**Figure data in JSON**.
—————
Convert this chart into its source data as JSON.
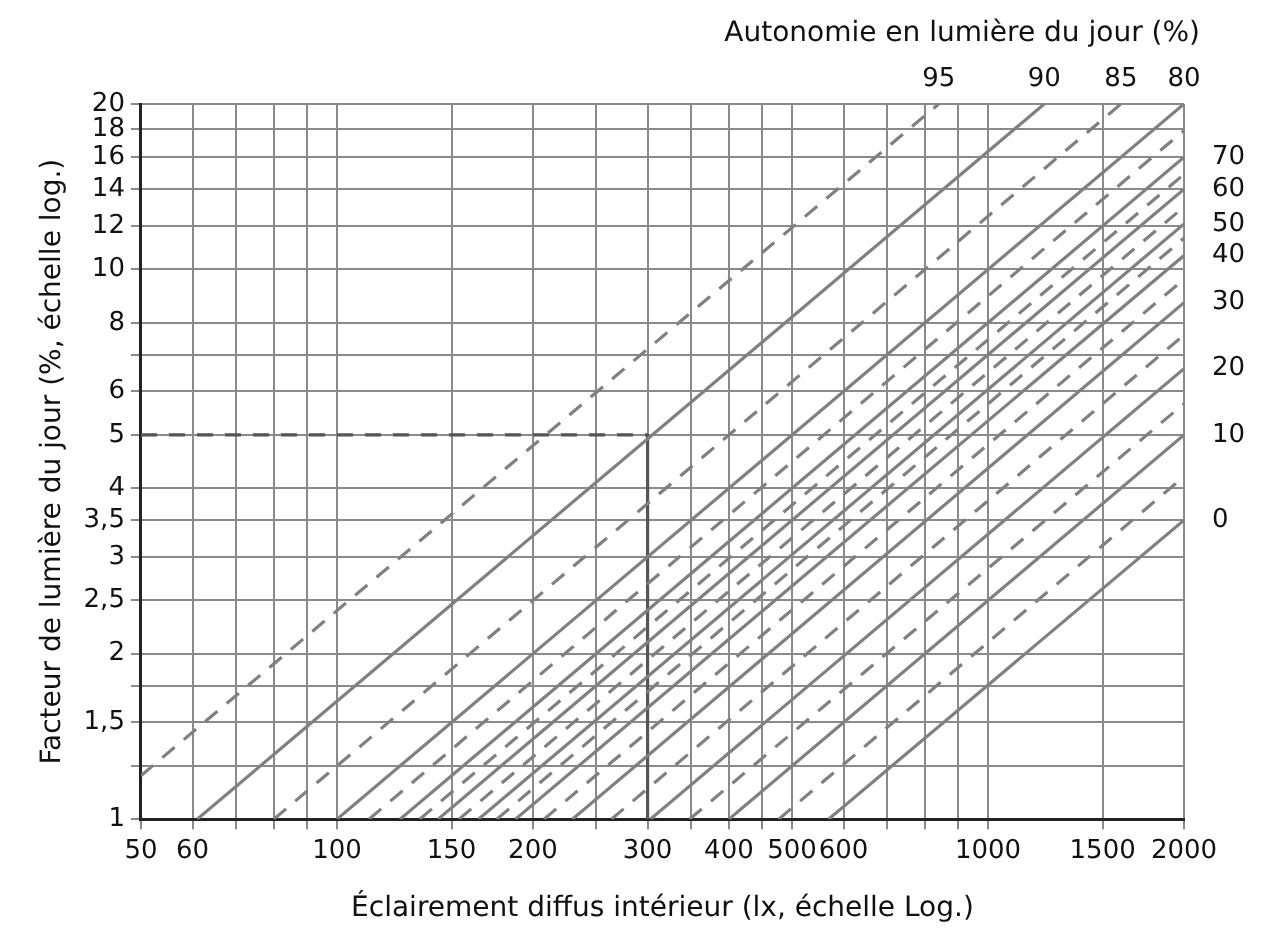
{
  "chart_data": {
    "type": "line",
    "xlabel": "Éclairement diffus intérieur (lx, échelle Log.)",
    "ylabel": "Facteur de lumière du jour (%, échelle log.)",
    "annotations": [
      "Autonomie en lumière du jour (%)"
    ],
    "log": "xy",
    "grid": true,
    "legend": false,
    "marker": "none",
    "xlim": [
      50,
      2000
    ],
    "ylim": [
      1,
      20
    ],
    "xticks": [
      50,
      60,
      {
        "value": 70,
        "label": null
      },
      {
        "value": 80,
        "label": null
      },
      {
        "value": 90,
        "label": null
      },
      100,
      150,
      200,
      {
        "value": 250,
        "label": null
      },
      300,
      {
        "value": 350,
        "label": null
      },
      400,
      {
        "value": 450,
        "label": null
      },
      500,
      600,
      {
        "value": 700,
        "label": null
      },
      {
        "value": 800,
        "label": null
      },
      {
        "value": 900,
        "label": null
      },
      1000,
      1500,
      2000
    ],
    "yticks": [
      1,
      {
        "value": 1.25,
        "label": null
      },
      {
        "value": 1.5,
        "label": "1,5"
      },
      {
        "value": 1.75,
        "label": null
      },
      2,
      {
        "value": 2.5,
        "label": "2,5"
      },
      3,
      {
        "value": 3.5,
        "label": "3,5"
      },
      4,
      5,
      6,
      {
        "value": 7,
        "label": null
      },
      8,
      10,
      12,
      14,
      16,
      18,
      20
    ],
    "series": [
      {
        "name": "95",
        "color": "#808080",
        "line_style": "dashed",
        "x": [
          50,
          840
        ],
        "values": [
          1.2,
          20
        ]
      },
      {
        "name": "90",
        "color": "#808080",
        "line_style": "solid",
        "x": [
          61,
          1220
        ],
        "values": [
          1,
          20
        ]
      },
      {
        "name": "85",
        "color": "#808080",
        "line_style": "dashed",
        "x": [
          80,
          1600
        ],
        "values": [
          1,
          20
        ]
      },
      {
        "name": "80",
        "color": "#808080",
        "line_style": "solid",
        "x": [
          100,
          2000
        ],
        "values": [
          1,
          20
        ]
      },
      {
        "color": "#808080",
        "line_style": "dashed",
        "x": [
          112,
          2000
        ],
        "values": [
          1,
          17.9
        ]
      },
      {
        "name": "70",
        "color": "#808080",
        "line_style": "solid",
        "x": [
          125,
          2000
        ],
        "values": [
          1,
          16
        ]
      },
      {
        "color": "#808080",
        "line_style": "dashed",
        "x": [
          134,
          2000
        ],
        "values": [
          1,
          14.9
        ]
      },
      {
        "name": "60",
        "color": "#808080",
        "line_style": "solid",
        "x": [
          143,
          2000
        ],
        "values": [
          1,
          14
        ]
      },
      {
        "color": "#808080",
        "line_style": "dashed",
        "x": [
          154,
          2000
        ],
        "values": [
          1,
          13
        ]
      },
      {
        "name": "50",
        "color": "#808080",
        "line_style": "solid",
        "x": [
          165,
          2000
        ],
        "values": [
          1,
          12.1
        ]
      },
      {
        "color": "#808080",
        "line_style": "dashed",
        "x": [
          176,
          2000
        ],
        "values": [
          1,
          11.4
        ]
      },
      {
        "name": "40",
        "color": "#808080",
        "line_style": "solid",
        "x": [
          188,
          2000
        ],
        "values": [
          1,
          10.6
        ]
      },
      {
        "color": "#808080",
        "line_style": "dashed",
        "x": [
          208,
          2000
        ],
        "values": [
          1,
          9.6
        ]
      },
      {
        "name": "30",
        "color": "#808080",
        "line_style": "solid",
        "x": [
          230,
          2000
        ],
        "values": [
          1,
          8.7
        ]
      },
      {
        "color": "#808080",
        "line_style": "dashed",
        "x": [
          264,
          2000
        ],
        "values": [
          1,
          7.6
        ]
      },
      {
        "name": "20",
        "color": "#808080",
        "line_style": "solid",
        "x": [
          303,
          2000
        ],
        "values": [
          1,
          6.6
        ]
      },
      {
        "color": "#808080",
        "line_style": "dashed",
        "x": [
          348,
          2000
        ],
        "values": [
          1,
          5.7
        ]
      },
      {
        "name": "10",
        "color": "#808080",
        "line_style": "solid",
        "x": [
          400,
          2000
        ],
        "values": [
          1,
          5
        ]
      },
      {
        "color": "#808080",
        "line_style": "dashed",
        "x": [
          477,
          2000
        ],
        "values": [
          1,
          4.2
        ]
      },
      {
        "name": "0",
        "color": "#808080",
        "line_style": "solid",
        "x": [
          569,
          2000
        ],
        "values": [
          1,
          3.5
        ]
      },
      {
        "color": "#555555",
        "line_style": "dashed",
        "x": [
          50,
          300
        ],
        "values": [
          5,
          5
        ]
      },
      {
        "color": "#555555",
        "line_style": "solid",
        "x": [
          300,
          300
        ],
        "values": [
          5,
          1
        ]
      }
    ]
  }
}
—————
**Task directions**.
Without the pictures, repeat the listing above exactly.

**Answer**.
Convert this chart into its source data as JSON.
{
  "chart_data": {
    "type": "line",
    "xlabel": "Éclairement diffus intérieur (lx, échelle Log.)",
    "ylabel": "Facteur de lumière du jour (%, échelle log.)",
    "annotations": [
      "Autonomie en lumière du jour (%)"
    ],
    "log": "xy",
    "grid": true,
    "legend": false,
    "marker": "none",
    "xlim": [
      50,
      2000
    ],
    "ylim": [
      1,
      20
    ],
    "xticks": [
      50,
      60,
      {
        "value": 70,
        "label": null
      },
      {
        "value": 80,
        "label": null
      },
      {
        "value": 90,
        "label": null
      },
      100,
      150,
      200,
      {
        "value": 250,
        "label": null
      },
      300,
      {
        "value": 350,
        "label": null
      },
      400,
      {
        "value": 450,
        "label": null
      },
      500,
      600,
      {
        "value": 700,
        "label": null
      },
      {
        "value": 800,
        "label": null
      },
      {
        "value": 900,
        "label": null
      },
      1000,
      1500,
      2000
    ],
    "yticks": [
      1,
      {
        "value": 1.25,
        "label": null
      },
      {
        "value": 1.5,
        "label": "1,5"
      },
      {
        "value": 1.75,
        "label": null
      },
      2,
      {
        "value": 2.5,
        "label": "2,5"
      },
      3,
      {
        "value": 3.5,
        "label": "3,5"
      },
      4,
      5,
      6,
      {
        "value": 7,
        "label": null
      },
      8,
      10,
      12,
      14,
      16,
      18,
      20
    ],
    "series": [
      {
        "name": "95",
        "color": "#808080",
        "line_style": "dashed",
        "x": [
          50,
          840
        ],
        "values": [
          1.2,
          20
        ]
      },
      {
        "name": "90",
        "color": "#808080",
        "line_style": "solid",
        "x": [
          61,
          1220
        ],
        "values": [
          1,
          20
        ]
      },
      {
        "name": "85",
        "color": "#808080",
        "line_style": "dashed",
        "x": [
          80,
          1600
        ],
        "values": [
          1,
          20
        ]
      },
      {
        "name": "80",
        "color": "#808080",
        "line_style": "solid",
        "x": [
          100,
          2000
        ],
        "values": [
          1,
          20
        ]
      },
      {
        "color": "#808080",
        "line_style": "dashed",
        "x": [
          112,
          2000
        ],
        "values": [
          1,
          17.9
        ]
      },
      {
        "name": "70",
        "color": "#808080",
        "line_style": "solid",
        "x": [
          125,
          2000
        ],
        "values": [
          1,
          16
        ]
      },
      {
        "color": "#808080",
        "line_style": "dashed",
        "x": [
          134,
          2000
        ],
        "values": [
          1,
          14.9
        ]
      },
      {
        "name": "60",
        "color": "#808080",
        "line_style": "solid",
        "x": [
          143,
          2000
        ],
        "values": [
          1,
          14
        ]
      },
      {
        "color": "#808080",
        "line_style": "dashed",
        "x": [
          154,
          2000
        ],
        "values": [
          1,
          13
        ]
      },
      {
        "name": "50",
        "color": "#808080",
        "line_style": "solid",
        "x": [
          165,
          2000
        ],
        "values": [
          1,
          12.1
        ]
      },
      {
        "color": "#808080",
        "line_style": "dashed",
        "x": [
          176,
          2000
        ],
        "values": [
          1,
          11.4
        ]
      },
      {
        "name": "40",
        "color": "#808080",
        "line_style": "solid",
        "x": [
          188,
          2000
        ],
        "values": [
          1,
          10.6
        ]
      },
      {
        "color": "#808080",
        "line_style": "dashed",
        "x": [
          208,
          2000
        ],
        "values": [
          1,
          9.6
        ]
      },
      {
        "name": "30",
        "color": "#808080",
        "line_style": "solid",
        "x": [
          230,
          2000
        ],
        "values": [
          1,
          8.7
        ]
      },
      {
        "color": "#808080",
        "line_style": "dashed",
        "x": [
          264,
          2000
        ],
        "values": [
          1,
          7.6
        ]
      },
      {
        "name": "20",
        "color": "#808080",
        "line_style": "solid",
        "x": [
          303,
          2000
        ],
        "values": [
          1,
          6.6
        ]
      },
      {
        "color": "#808080",
        "line_style": "dashed",
        "x": [
          348,
          2000
        ],
        "values": [
          1,
          5.7
        ]
      },
      {
        "name": "10",
        "color": "#808080",
        "line_style": "solid",
        "x": [
          400,
          2000
        ],
        "values": [
          1,
          5
        ]
      },
      {
        "color": "#808080",
        "line_style": "dashed",
        "x": [
          477,
          2000
        ],
        "values": [
          1,
          4.2
        ]
      },
      {
        "name": "0",
        "color": "#808080",
        "line_style": "solid",
        "x": [
          569,
          2000
        ],
        "values": [
          1,
          3.5
        ]
      },
      {
        "color": "#555555",
        "line_style": "dashed",
        "x": [
          50,
          300
        ],
        "values": [
          5,
          5
        ]
      },
      {
        "color": "#555555",
        "line_style": "solid",
        "x": [
          300,
          300
        ],
        "values": [
          5,
          1
        ]
      }
    ]
  }
}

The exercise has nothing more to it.